* _Supplied data_:
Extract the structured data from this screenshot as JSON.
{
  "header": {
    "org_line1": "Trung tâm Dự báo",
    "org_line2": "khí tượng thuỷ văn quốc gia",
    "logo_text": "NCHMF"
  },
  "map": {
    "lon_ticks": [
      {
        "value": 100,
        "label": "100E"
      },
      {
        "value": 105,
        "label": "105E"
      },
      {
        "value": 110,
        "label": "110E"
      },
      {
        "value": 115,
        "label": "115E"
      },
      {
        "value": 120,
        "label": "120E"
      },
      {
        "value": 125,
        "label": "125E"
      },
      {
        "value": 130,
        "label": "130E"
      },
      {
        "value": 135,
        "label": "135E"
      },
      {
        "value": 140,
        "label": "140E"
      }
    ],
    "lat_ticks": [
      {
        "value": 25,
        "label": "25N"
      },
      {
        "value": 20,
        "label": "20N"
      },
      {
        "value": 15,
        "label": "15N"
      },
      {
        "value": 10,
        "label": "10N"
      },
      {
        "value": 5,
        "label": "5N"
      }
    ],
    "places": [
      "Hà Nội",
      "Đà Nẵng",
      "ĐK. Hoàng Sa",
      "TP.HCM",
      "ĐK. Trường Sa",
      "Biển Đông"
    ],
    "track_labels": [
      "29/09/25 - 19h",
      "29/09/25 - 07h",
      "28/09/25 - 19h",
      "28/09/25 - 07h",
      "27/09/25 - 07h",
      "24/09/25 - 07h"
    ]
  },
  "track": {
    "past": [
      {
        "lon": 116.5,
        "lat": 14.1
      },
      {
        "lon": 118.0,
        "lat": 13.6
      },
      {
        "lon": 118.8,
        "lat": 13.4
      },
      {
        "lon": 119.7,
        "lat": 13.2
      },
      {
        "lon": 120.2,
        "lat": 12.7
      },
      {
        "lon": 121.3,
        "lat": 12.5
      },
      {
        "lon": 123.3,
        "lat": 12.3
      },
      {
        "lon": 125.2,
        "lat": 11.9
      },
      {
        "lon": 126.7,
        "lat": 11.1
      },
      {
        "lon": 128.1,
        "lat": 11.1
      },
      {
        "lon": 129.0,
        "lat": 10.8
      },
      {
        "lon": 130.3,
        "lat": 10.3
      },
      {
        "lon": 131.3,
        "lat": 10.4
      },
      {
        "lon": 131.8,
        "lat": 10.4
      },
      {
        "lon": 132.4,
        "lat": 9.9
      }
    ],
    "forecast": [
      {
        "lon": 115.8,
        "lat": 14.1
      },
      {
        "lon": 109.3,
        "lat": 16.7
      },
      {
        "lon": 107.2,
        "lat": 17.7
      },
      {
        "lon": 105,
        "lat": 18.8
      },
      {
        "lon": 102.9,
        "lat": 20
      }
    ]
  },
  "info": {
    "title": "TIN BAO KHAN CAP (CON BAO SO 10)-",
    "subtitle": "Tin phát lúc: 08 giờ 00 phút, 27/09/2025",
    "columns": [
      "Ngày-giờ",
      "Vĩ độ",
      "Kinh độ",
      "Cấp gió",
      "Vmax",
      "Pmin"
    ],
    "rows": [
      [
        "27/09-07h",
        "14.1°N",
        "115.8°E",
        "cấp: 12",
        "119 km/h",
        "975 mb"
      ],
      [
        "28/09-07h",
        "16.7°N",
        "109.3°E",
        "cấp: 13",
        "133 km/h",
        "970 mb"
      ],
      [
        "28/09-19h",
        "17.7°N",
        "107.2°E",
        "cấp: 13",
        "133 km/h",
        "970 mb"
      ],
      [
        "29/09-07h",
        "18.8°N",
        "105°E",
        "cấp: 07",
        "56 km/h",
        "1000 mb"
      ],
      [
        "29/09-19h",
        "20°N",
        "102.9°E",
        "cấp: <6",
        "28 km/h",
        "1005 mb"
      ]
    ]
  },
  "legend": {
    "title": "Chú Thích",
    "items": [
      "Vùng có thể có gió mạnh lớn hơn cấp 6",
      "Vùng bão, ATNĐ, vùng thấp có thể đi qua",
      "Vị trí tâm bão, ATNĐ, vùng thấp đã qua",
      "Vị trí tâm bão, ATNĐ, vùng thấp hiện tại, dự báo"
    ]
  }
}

* _Goal of the exercise_: Extract every record and return it verbatim.

* _Task solution_:
Extract the structured data from this screenshot as JSON.
{
  "header": {
    "org_line1": "Trung tâm Dự báo",
    "org_line2": "khí tượng thuỷ văn quốc gia",
    "logo_text": "NCHMF"
  },
  "map": {
    "lon_ticks": [
      {
        "value": 100,
        "label": "100E"
      },
      {
        "value": 105,
        "label": "105E"
      },
      {
        "value": 110,
        "label": "110E"
      },
      {
        "value": 115,
        "label": "115E"
      },
      {
        "value": 120,
        "label": "120E"
      },
      {
        "value": 125,
        "label": "125E"
      },
      {
        "value": 130,
        "label": "130E"
      },
      {
        "value": 135,
        "label": "135E"
      },
      {
        "value": 140,
        "label": "140E"
      }
    ],
    "lat_ticks": [
      {
        "value": 25,
        "label": "25N"
      },
      {
        "value": 20,
        "label": "20N"
      },
      {
        "value": 15,
        "label": "15N"
      },
      {
        "value": 10,
        "label": "10N"
      },
      {
        "value": 5,
        "label": "5N"
      }
    ],
    "places": [
      "Hà Nội",
      "Đà Nẵng",
      "ĐK. Hoàng Sa",
      "TP.HCM",
      "ĐK. Trường Sa",
      "Biển Đông"
    ],
    "track_labels": [
      "29/09/25 - 19h",
      "29/09/25 - 07h",
      "28/09/25 - 19h",
      "28/09/25 - 07h",
      "27/09/25 - 07h",
      "24/09/25 - 07h"
    ]
  },
  "track": {
    "past": [
      {
        "lon": 116.5,
        "lat": 14.1
      },
      {
        "lon": 118.0,
        "lat": 13.6
      },
      {
        "lon": 118.8,
        "lat": 13.4
      },
      {
        "lon": 119.7,
        "lat": 13.2
      },
      {
        "lon": 120.2,
        "lat": 12.7
      },
      {
        "lon": 121.3,
        "lat": 12.5
      },
      {
        "lon": 123.3,
        "lat": 12.3
      },
      {
        "lon": 125.2,
        "lat": 11.9
      },
      {
        "lon": 126.7,
        "lat": 11.1
      },
      {
        "lon": 128.1,
        "lat": 11.1
      },
      {
        "lon": 129.0,
        "lat": 10.8
      },
      {
        "lon": 130.3,
        "lat": 10.3
      },
      {
        "lon": 131.3,
        "lat": 10.4
      },
      {
        "lon": 131.8,
        "lat": 10.4
      },
      {
        "lon": 132.4,
        "lat": 9.9
      }
    ],
    "forecast": [
      {
        "lon": 115.8,
        "lat": 14.1
      },
      {
        "lon": 109.3,
        "lat": 16.7
      },
      {
        "lon": 107.2,
        "lat": 17.7
      },
      {
        "lon": 105,
        "lat": 18.8
      },
      {
        "lon": 102.9,
        "lat": 20
      }
    ]
  },
  "info": {
    "title": "TIN BAO KHAN CAP (CON BAO SO 10)-",
    "subtitle": "Tin phát lúc: 08 giờ 00 phút, 27/09/2025",
    "columns": [
      "Ngày-giờ",
      "Vĩ độ",
      "Kinh độ",
      "Cấp gió",
      "Vmax",
      "Pmin"
    ],
    "rows": [
      [
        "27/09-07h",
        "14.1°N",
        "115.8°E",
        "cấp: 12",
        "119 km/h",
        "975 mb"
      ],
      [
        "28/09-07h",
        "16.7°N",
        "109.3°E",
        "cấp: 13",
        "133 km/h",
        "970 mb"
      ],
      [
        "28/09-19h",
        "17.7°N",
        "107.2°E",
        "cấp: 13",
        "133 km/h",
        "970 mb"
      ],
      [
        "29/09-07h",
        "18.8°N",
        "105°E",
        "cấp: 07",
        "56 km/h",
        "1000 mb"
      ],
      [
        "29/09-19h",
        "20°N",
        "102.9°E",
        "cấp: <6",
        "28 km/h",
        "1005 mb"
      ]
    ]
  },
  "legend": {
    "title": "Chú Thích",
    "items": [
      "Vùng có thể có gió mạnh lớn hơn cấp 6",
      "Vùng bão, ATNĐ, vùng thấp có thể đi qua",
      "Vị trí tâm bão, ATNĐ, vùng thấp đã qua",
      "Vị trí tâm bão, ATNĐ, vùng thấp hiện tại, dự báo"
    ]
  }
}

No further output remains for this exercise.